▸ What you will do:
Leaving the pictures aside, transcribe every line below exactly.

▸ Data provided:
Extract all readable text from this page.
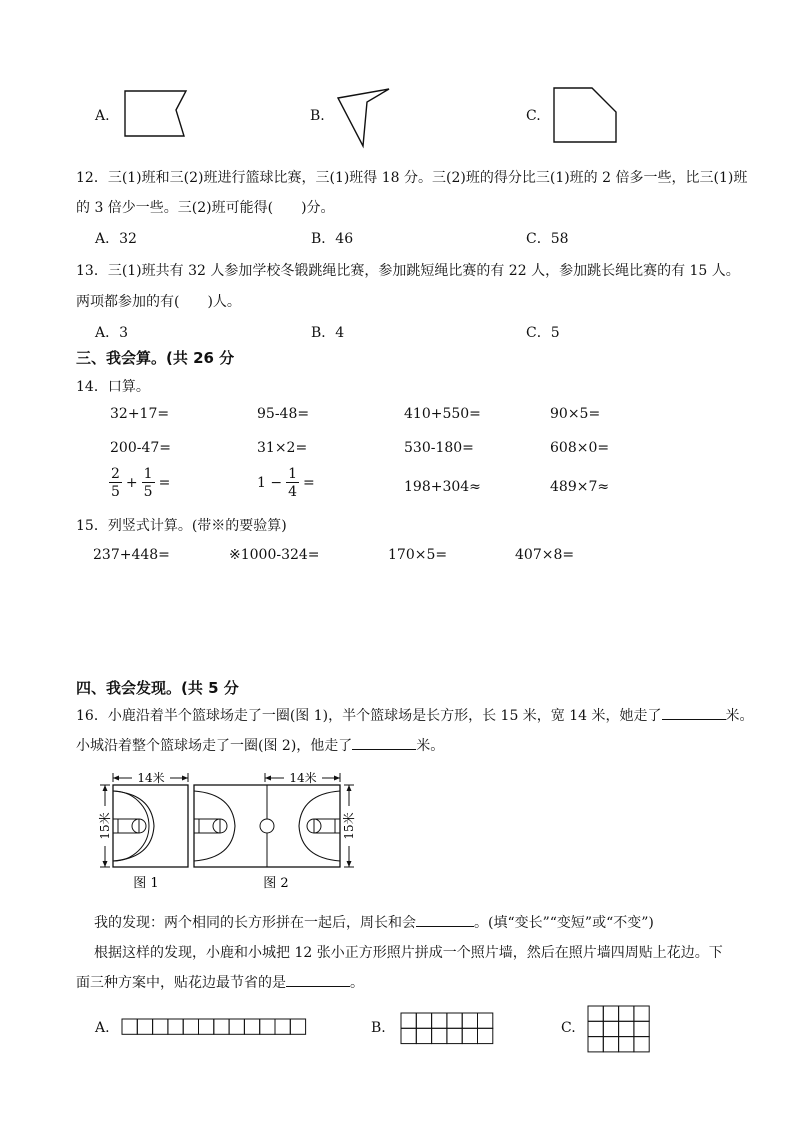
A.	B.	C.
12．三(1)班和三(2)班进行篮球比赛，三(1)班得 18 分。三(2)班的得分比三(1)班的 2 倍多一些，比三(1)班
的 3 倍少一些。三(2)班可能得(　　)分。
A．32	B．46	C．58
13．三(1)班共有 32 人参加学校冬锻跳绳比赛，参加跳短绳比赛的有 22 人，参加跳长绳比赛的有 15 人。
两项都参加的有(　　)人。
A．3	B．4	C．5
三、我会算。(共 26 分
14．口算。
32+17=	95-48=	410+550=	90×5=
200-47=	31×2=	530-180=	608×0=
$\frac{2}{5} + \frac{1}{5}$ =	$1 - \frac{1}{4}$ =	198+304≈	489×7≈
15．列竖式计算。(带※的要验算)
237+448=	※1000-324=	170×5=	407×8=
四、我会发现。(共 5 分
16．小鹿沿着半个篮球场走了一圈(图 1)，半个篮球场是长方形，长 15 米，宽 14 米，她走了	米。
小城沿着整个篮球场走了一圈(图 2)，他走了	米。
14米
15米
图 1
14米
15米
图 2
我的发现：两个相同的长方形拼在一起后，周长和会	。(填“变长”“变短”或“不变”)
根据这样的发现，小鹿和小城把 12 张小正方形照片拼成一个照片墙，然后在照片墙四周贴上花边。下
面三种方案中，贴花边最节省的是	。
A.	B.	C.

▸ Task answer:
Extract all readable text from this page.
A.	B.	C.
12．三(1)班和三(2)班进行篮球比赛，三(1)班得 18 分。三(2)班的得分比三(1)班的 2 倍多一些，比三(1)班
的 3 倍少一些。三(2)班可能得(　　)分。
A．32	B．46	C．58
13．三(1)班共有 32 人参加学校冬锻跳绳比赛，参加跳短绳比赛的有 22 人，参加跳长绳比赛的有 15 人。
两项都参加的有(　　)人。
A．3	B．4	C．5
三、我会算。(共 26 分
14．口算。
32+17=	95-48=	410+550=	90×5=
200-47=	31×2=	530-180=	608×0=
$\frac{2}{5} + \frac{1}{5}$ =	$1 - \frac{1}{4}$ =	198+304≈	489×7≈
15．列竖式计算。(带※的要验算)
237+448=	※1000-324=	170×5=	407×8=
四、我会发现。(共 5 分
16．小鹿沿着半个篮球场走了一圈(图 1)，半个篮球场是长方形，长 15 米，宽 14 米，她走了	米。
小城沿着整个篮球场走了一圈(图 2)，他走了	米。
14米
15米
图 1
14米
15米
图 2
我的发现：两个相同的长方形拼在一起后，周长和会	。(填“变长”“变短”或“不变”)
根据这样的发现，小鹿和小城把 12 张小正方形照片拼成一个照片墙，然后在照片墙四周贴上花边。下
面三种方案中，贴花边最节省的是	。
A.	B.	C.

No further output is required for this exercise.